▼

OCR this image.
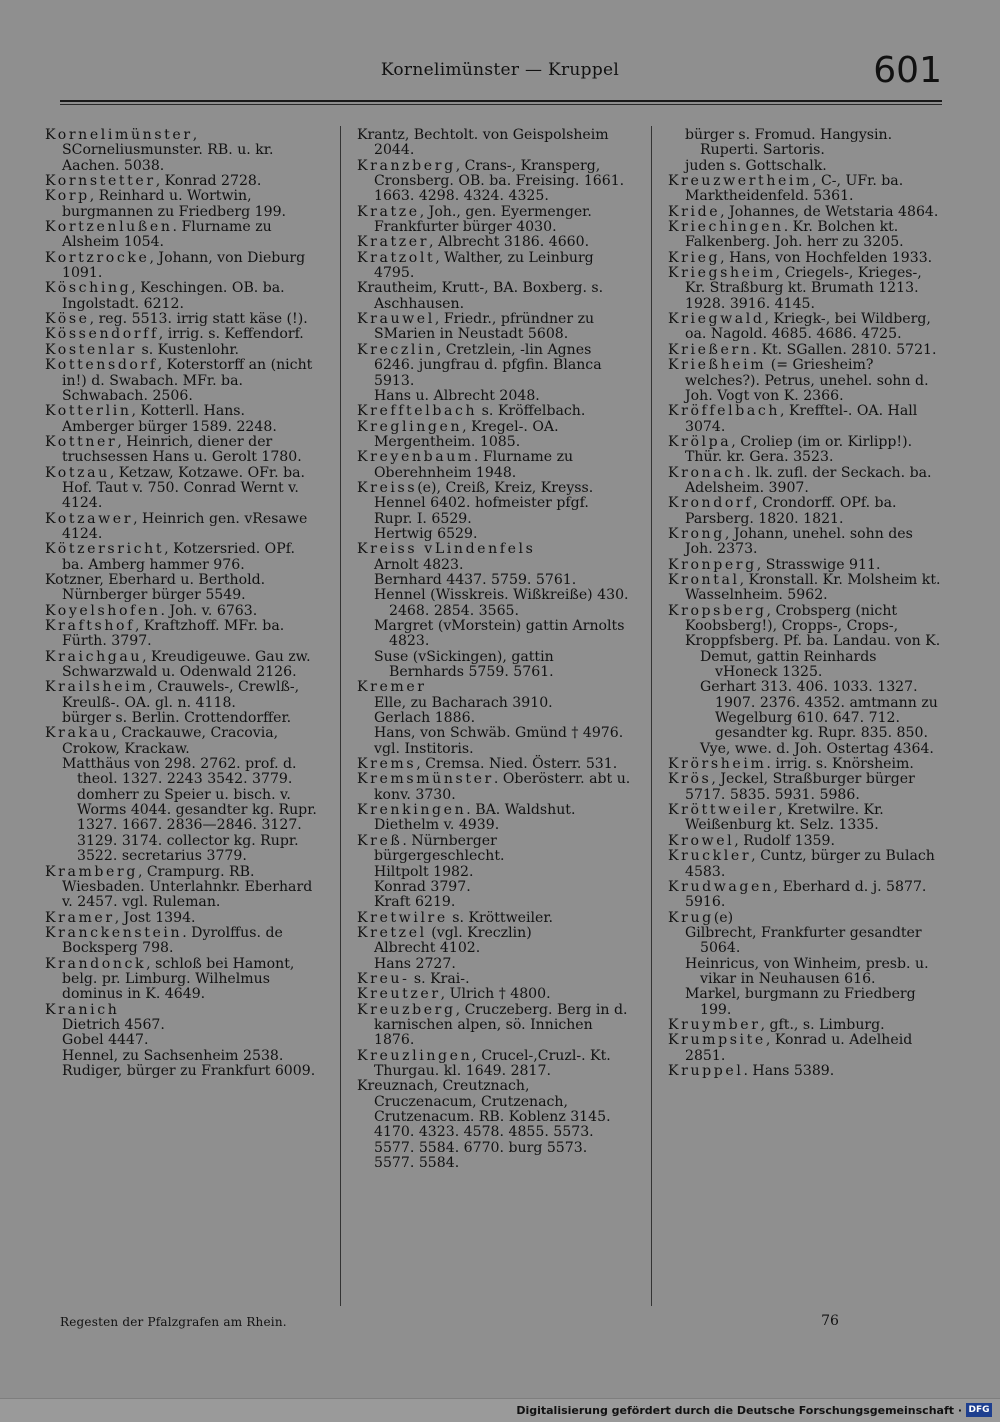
Kornelimünster — Kruppel	601

Kornelimünster, SCorneliusmunster. RB. u. kr. Aachen. 5038.

Kornstetter, Konrad 2728.

Korp, Reinhard u. Wortwin, burgmannen zu Friedberg 199.

Kortzenlußen. Flurname zu Alsheim 1054.

Kortzrocke, Johann, von Dieburg 1091.

Kösching, Keschingen. OB. ba. Ingolstadt. 6212.

Köse, reg. 5513. irrig statt käse (!).

Kössendorff, irrig. s. Keffendorf.

Kostenlar s. Kustenlohr.

Kottensdorf, Koterstorff an (nicht in!) d. Swabach. MFr. ba. Schwabach. 2506.

Kotterlin, Kotterll. Hans. Amberger bürger 1589. 2248.

Kottner, Heinrich, diener der truchsessen Hans u. Gerolt 1780.

Kotzau, Ketzaw, Kotzawe. OFr. ba. Hof. Taut v. 750. Conrad Wernt v. 4124.

Kotzawer, Heinrich gen. vResawe 4124.

Kötzersricht, Kotzersried. OPf. ba. Amberg hammer 976.

Kotzner, Eberhard u. Berthold. Nürnberger bürger 5549.

Koyelshofen. Joh. v. 6763.

Kraftshof, Kraftzhoff. MFr. ba. Fürth. 3797.

Kraichgau, Kreudigeuwe. Gau zw. Schwarzwald u. Odenwald 2126.

Krailsheim, Crauwels-, Crewlß-, Kreulß-. OA. gl. n. 4118.

bürger s. Berlin. Crottendorffer.

Krakau, Crackauwe, Cracovia, Crokow, Krackaw.

Matthäus von 298. 2762. prof. d. theol. 1327. 2243 3542. 3779. domherr zu Speier u. bisch. v. Worms 4044. gesandter kg. Rupr. 1327. 1667. 2836—2846. 3127. 3129. 3174. collector kg. Rupr. 3522. secretarius 3779.

Kramberg, Crampurg. RB. Wiesbaden. Unterlahnkr. Eberhard v. 2457. vgl. Ruleman.

Kramer, Jost 1394.

Kranckenstein. Dyrolffus. de Bocksperg 798.

Krandonck, schloß bei Hamont, belg. pr. Limburg. Wilhelmus dominus in K. 4649.

Kranich

Dietrich 4567.

Gobel 4447.

Hennel, zu Sachsenheim 2538.

Rudiger, bürger zu Frankfurt 6009.

Krantz, Bechtolt. von Geispolsheim 2044.

Kranzberg, Crans-, Kransperg, Cronsberg. OB. ba. Freising. 1661. 1663. 4298. 4324. 4325.

Kratze, Joh., gen. Eyermenger. Frankfurter bürger 4030.

Kratzer, Albrecht 3186. 4660.

Kratzolt, Walther, zu Leinburg 4795.

Krautheim, Krutt-, BA. Boxberg. s. Aschhausen.

Krauwel, Friedr., pfründner zu SMarien in Neustadt 5608.

Kreczlin, Cretzlein, -lin Agnes 6246. jungfrau d. pfgfin. Blanca 5913.

Hans u. Albrecht 2048.

Krefftelbach s. Kröffelbach.

Kreglingen, Kregel-. OA. Mergentheim. 1085.

Kreyenbaum. Flurname zu Oberehnheim 1948.

Kreiss(e), Creiß, Kreiz, Kreyss. Hennel 6402. hofmeister pfgf. Rupr. I. 6529.

Hertwig 6529.

Kreiss vLindenfels

Arnolt 4823.

Bernhard 4437. 5759. 5761.

Hennel (Wisskreis. Wißkreiße) 430. 2468. 2854. 3565.

Margret (vMorstein) gattin Arnolts 4823.

Suse (vSickingen), gattin Bernhards 5759. 5761.

Kremer

Elle, zu Bacharach 3910.

Gerlach 1886.

Hans, von Schwäb. Gmünd † 4976.

vgl. Institoris.

Krems, Cremsa. Nied. Österr. 531.

Kremsmünster. Oberösterr. abt u. konv. 3730.

Krenkingen. BA. Waldshut. Diethelm v. 4939.

Kreß. Nürnberger bürgergeschlecht.

Hiltpolt 1982.

Konrad 3797.

Kraft 6219.

Kretwilre s. Kröttweiler.

Kretzel (vgl. Kreczlin)

Albrecht 4102.

Hans 2727.

Kreu- s. Krai-.

Kreutzer, Ulrich † 4800.

Kreuzberg, Cruczeberg. Berg in d. karnischen alpen, sö. Innichen 1876.

Kreuzlingen, Crucel-,Cruzl-. Kt. Thurgau. kl. 1649. 2817.

Kreuznach, Creutznach, Cruczenacum, Crutzenach, Crutzenacum. RB. Koblenz 3145. 4170. 4323. 4578. 4855. 5573. 5577. 5584. 6770. burg 5573. 5577. 5584.

bürger s. Fromud. Hangysin. Ruperti. Sartoris.

juden s. Gottschalk.

Kreuzwertheim, C-, UFr. ba. Marktheidenfeld. 5361.

Kride, Johannes, de Wetstaria 4864.

Kriechingen. Kr. Bolchen kt. Falkenberg. Joh. herr zu 3205.

Krieg, Hans, von Hochfelden 1933.

Kriegsheim, Criegels-, Krieges-, Kr. Straßburg kt. Brumath 1213. 1928. 3916. 4145.

Kriegwald, Kriegk-, bei Wildberg, oa. Nagold. 4685. 4686. 4725.

Krießern. Kt. SGallen. 2810. 5721.

Krießheim (= Griesheim? welches?). Petrus, unehel. sohn d. Joh. Vogt von K. 2366.

Kröffelbach, Krefftel-. OA. Hall 3074.

Krölpa, Croliep (im or. Kirlipp!). Thür. kr. Gera. 3523.

Kronach. lk. zufl. der Seckach. ba. Adelsheim. 3907.

Krondorf, Crondorff. OPf. ba. Parsberg. 1820. 1821.

Krong, Johann, unehel. sohn des Joh. 2373.

Kronperg, Strasswige 911.

Krontal, Kronstall. Kr. Molsheim kt. Wasselnheim. 5962.

Kropsberg, Crobsperg (nicht Koobsberg!), Cropps-, Crops-, Kroppfsberg. Pf. ba. Landau. von K.

Demut, gattin Reinhards vHoneck 1325.

Gerhart 313. 406. 1033. 1327. 1907. 2376. 4352. amtmann zu Wegelburg 610. 647. 712. gesandter kg. Rupr. 835. 850.

Vye, wwe. d. Joh. Ostertag 4364.

Krörsheim. irrig. s. Knörsheim.

Krös, Jeckel, Straßburger bürger 5717. 5835. 5931. 5986.

Kröttweiler, Kretwilre. Kr. Weißenburg kt. Selz. 1335.

Krowel, Rudolf 1359.

Kruckler, Cuntz, bürger zu Bulach 4583.

Krudwagen, Eberhard d. j. 5877. 5916.

Krug(e)

Gilbrecht, Frankfurter gesandter 5064.

Heinricus, von Winheim, presb. u. vikar in Neuhausen 616.

Markel, burgmann zu Friedberg 199.

Kruymber, gft., s. Limburg.

Krumpsite, Konrad u. Adelheid 2851.

Kruppel. Hans 5389.

Regesten der Pfalzgrafen am Rhein.	76
Digitalisierung gefördert durch die Deutsche Forschungsgemeinschaft · DFG
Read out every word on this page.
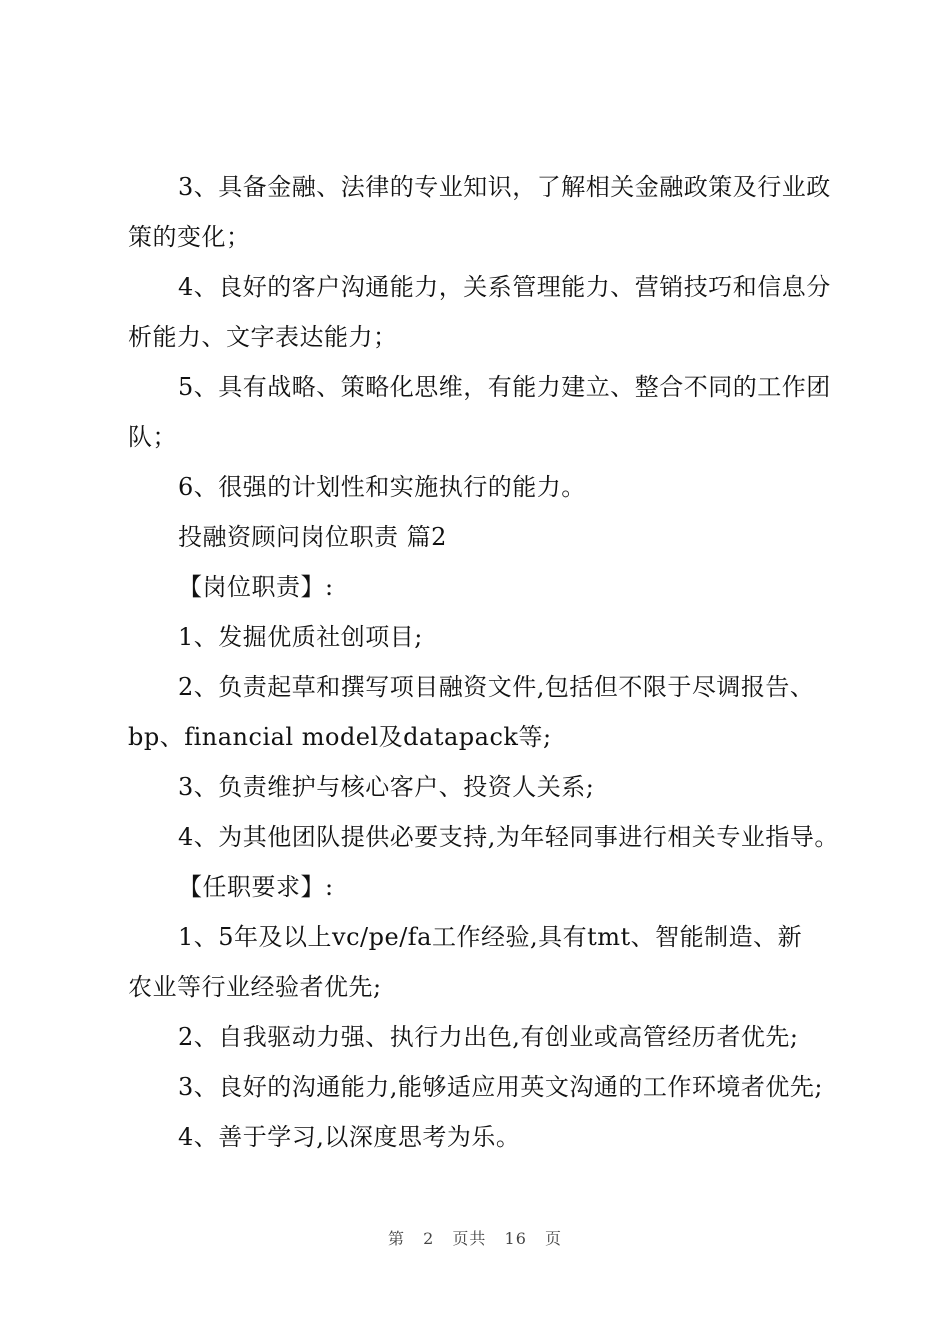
3、具备金融、法律的专业知识，了解相关金融政策及行业政
策的变化；
4、良好的客户沟通能力，关系管理能力、营销技巧和信息分
析能力、文字表达能力；
5、具有战略、策略化思维，有能力建立、整合不同的工作团
队；
6、很强的计划性和实施执行的能力。
投融资顾问岗位职责 篇2
【岗位职责】:
1、发掘优质社创项目;
2、负责起草和撰写项目融资文件,包括但不限于尽调报告、
bp、financial model及datapack等;
3、负责维护与核心客户、投资人关系;
4、为其他团队提供必要支持,为年轻同事进行相关专业指导。
【任职要求】:
1、5年及以上vc/pe/fa工作经验,具有tmt、智能制造、新
农业等行业经验者优先;
2、自我驱动力强、执行力出色,有创业或高管经历者优先;
3、良好的沟通能力,能够适应用英文沟通的工作环境者优先;
4、善于学习,以深度思考为乐。
第 2 页共 16 页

▲

■ **BRIEF**: Your task is to transcribe all of the records precisely, with no images included.

■ **FINAL RESULT**:
OCR this image.
Kornelimünster — Kruppel	601

Kornelimünster, SCorneliusmunster. RB. u. kr. Aachen. 5038.

Kornstetter, Konrad 2728.

Korp, Reinhard u. Wortwin, burgmannen zu Friedberg 199.

Kortzenlußen. Flurname zu Alsheim 1054.

Kortzrocke, Johann, von Dieburg 1091.

Kösching, Keschingen. OB. ba. Ingolstadt. 6212.

Köse, reg. 5513. irrig statt käse (!).

Kössendorff, irrig. s. Keffendorf.

Kostenlar s. Kustenlohr.

Kottensdorf, Koterstorff an (nicht in!) d. Swabach. MFr. ba. Schwabach. 2506.

Kotterlin, Kotterll. Hans. Amberger bürger 1589. 2248.

Kottner, Heinrich, diener der truchsessen Hans u. Gerolt 1780.

Kotzau, Ketzaw, Kotzawe. OFr. ba. Hof. Taut v. 750. Conrad Wernt v. 4124.

Kotzawer, Heinrich gen. vResawe 4124.

Kötzersricht, Kotzersried. OPf. ba. Amberg hammer 976.

Kotzner, Eberhard u. Berthold. Nürnberger bürger 5549.

Koyelshofen. Joh. v. 6763.

Kraftshof, Kraftzhoff. MFr. ba. Fürth. 3797.

Kraichgau, Kreudigeuwe. Gau zw. Schwarzwald u. Odenwald 2126.

Krailsheim, Crauwels-, Crewlß-, Kreulß-. OA. gl. n. 4118.

bürger s. Berlin. Crottendorffer.

Krakau, Crackauwe, Cracovia, Crokow, Krackaw.

Matthäus von 298. 2762. prof. d. theol. 1327. 2243 3542. 3779. domherr zu Speier u. bisch. v. Worms 4044. gesandter kg. Rupr. 1327. 1667. 2836—2846. 3127. 3129. 3174. collector kg. Rupr. 3522. secretarius 3779.

Kramberg, Crampurg. RB. Wiesbaden. Unterlahnkr. Eberhard v. 2457. vgl. Ruleman.

Kramer, Jost 1394.

Kranckenstein. Dyrolffus. de Bocksperg 798.

Krandonck, schloß bei Hamont, belg. pr. Limburg. Wilhelmus dominus in K. 4649.

Kranich

Dietrich 4567.

Gobel 4447.

Hennel, zu Sachsenheim 2538.

Rudiger, bürger zu Frankfurt 6009.

Krantz, Bechtolt. von Geispolsheim 2044.

Kranzberg, Crans-, Kransperg, Cronsberg. OB. ba. Freising. 1661. 1663. 4298. 4324. 4325.

Kratze, Joh., gen. Eyermenger. Frankfurter bürger 4030.

Kratzer, Albrecht 3186. 4660.

Kratzolt, Walther, zu Leinburg 4795.

Krautheim, Krutt-, BA. Boxberg. s. Aschhausen.

Krauwel, Friedr., pfründner zu SMarien in Neustadt 5608.

Kreczlin, Cretzlein, -lin Agnes 6246. jungfrau d. pfgfin. Blanca 5913.

Hans u. Albrecht 2048.

Krefftelbach s. Kröffelbach.

Kreglingen, Kregel-. OA. Mergentheim. 1085.

Kreyenbaum. Flurname zu Oberehnheim 1948.

Kreiss(e), Creiß, Kreiz, Kreyss. Hennel 6402. hofmeister pfgf. Rupr. I. 6529.

Hertwig 6529.

Kreiss vLindenfels

Arnolt 4823.

Bernhard 4437. 5759. 5761.

Hennel (Wisskreis. Wißkreiße) 430. 2468. 2854. 3565.

Margret (vMorstein) gattin Arnolts 4823.

Suse (vSickingen), gattin Bernhards 5759. 5761.

Kremer

Elle, zu Bacharach 3910.

Gerlach 1886.

Hans, von Schwäb. Gmünd † 4976.

vgl. Institoris.

Krems, Cremsa. Nied. Österr. 531.

Kremsmünster. Oberösterr. abt u. konv. 3730.

Krenkingen. BA. Waldshut. Diethelm v. 4939.

Kreß. Nürnberger bürgergeschlecht.

Hiltpolt 1982.

Konrad 3797.

Kraft 6219.

Kretwilre s. Kröttweiler.

Kretzel (vgl. Kreczlin)

Albrecht 4102.

Hans 2727.

Kreu- s. Krai-.

Kreutzer, Ulrich † 4800.

Kreuzberg, Cruczeberg. Berg in d. karnischen alpen, sö. Innichen 1876.

Kreuzlingen, Crucel-,Cruzl-. Kt. Thurgau. kl. 1649. 2817.

Kreuznach, Creutznach, Cruczenacum, Crutzenach, Crutzenacum. RB. Koblenz 3145. 4170. 4323. 4578. 4855. 5573. 5577. 5584. 6770. burg 5573. 5577. 5584.

bürger s. Fromud. Hangysin. Ruperti. Sartoris.

juden s. Gottschalk.

Kreuzwertheim, C-, UFr. ba. Marktheidenfeld. 5361.

Kride, Johannes, de Wetstaria 4864.

Kriechingen. Kr. Bolchen kt. Falkenberg. Joh. herr zu 3205.

Krieg, Hans, von Hochfelden 1933.

Kriegsheim, Criegels-, Krieges-, Kr. Straßburg kt. Brumath 1213. 1928. 3916. 4145.

Kriegwald, Kriegk-, bei Wildberg, oa. Nagold. 4685. 4686. 4725.

Krießern. Kt. SGallen. 2810. 5721.

Krießheim (= Griesheim? welches?). Petrus, unehel. sohn d. Joh. Vogt von K. 2366.

Kröffelbach, Krefftel-. OA. Hall 3074.

Krölpa, Croliep (im or. Kirlipp!). Thür. kr. Gera. 3523.

Kronach. lk. zufl. der Seckach. ba. Adelsheim. 3907.

Krondorf, Crondorff. OPf. ba. Parsberg. 1820. 1821.

Krong, Johann, unehel. sohn des Joh. 2373.

Kronperg, Strasswige 911.

Krontal, Kronstall. Kr. Molsheim kt. Wasselnheim. 5962.

Kropsberg, Crobsperg (nicht Koobsberg!), Cropps-, Crops-, Kroppfsberg. Pf. ba. Landau. von K.

Demut, gattin Reinhards vHoneck 1325.

Gerhart 313. 406. 1033. 1327. 1907. 2376. 4352. amtmann zu Wegelburg 610. 647. 712. gesandter kg. Rupr. 835. 850.

Vye, wwe. d. Joh. Ostertag 4364.

Krörsheim. irrig. s. Knörsheim.

Krös, Jeckel, Straßburger bürger 5717. 5835. 5931. 5986.

Kröttweiler, Kretwilre. Kr. Weißenburg kt. Selz. 1335.

Krowel, Rudolf 1359.

Kruckler, Cuntz, bürger zu Bulach 4583.

Krudwagen, Eberhard d. j. 5877. 5916.

Krug(e)

Gilbrecht, Frankfurter gesandter 5064.

Heinricus, von Winheim, presb. u. vikar in Neuhausen 616.

Markel, burgmann zu Friedberg 199.

Kruymber, gft., s. Limburg.

Krumpsite, Konrad u. Adelheid 2851.

Kruppel. Hans 5389.

Regesten der Pfalzgrafen am Rhein.	76
Digitalisierung gefördert durch die Deutsche Forschungsgemeinschaft · DFG
Read out every word on this page.
3、具备金融、法律的专业知识，了解相关金融政策及行业政
策的变化；
4、良好的客户沟通能力，关系管理能力、营销技巧和信息分
析能力、文字表达能力；
5、具有战略、策略化思维，有能力建立、整合不同的工作团
队；
6、很强的计划性和实施执行的能力。
投融资顾问岗位职责 篇2
【岗位职责】:
1、发掘优质社创项目;
2、负责起草和撰写项目融资文件,包括但不限于尽调报告、
bp、financial model及datapack等;
3、负责维护与核心客户、投资人关系;
4、为其他团队提供必要支持,为年轻同事进行相关专业指导。
【任职要求】:
1、5年及以上vc/pe/fa工作经验,具有tmt、智能制造、新
农业等行业经验者优先;
2、自我驱动力强、执行力出色,有创业或高管经历者优先;
3、良好的沟通能力,能够适应用英文沟通的工作环境者优先;
4、善于学习,以深度思考为乐。
第 2 页共 16 页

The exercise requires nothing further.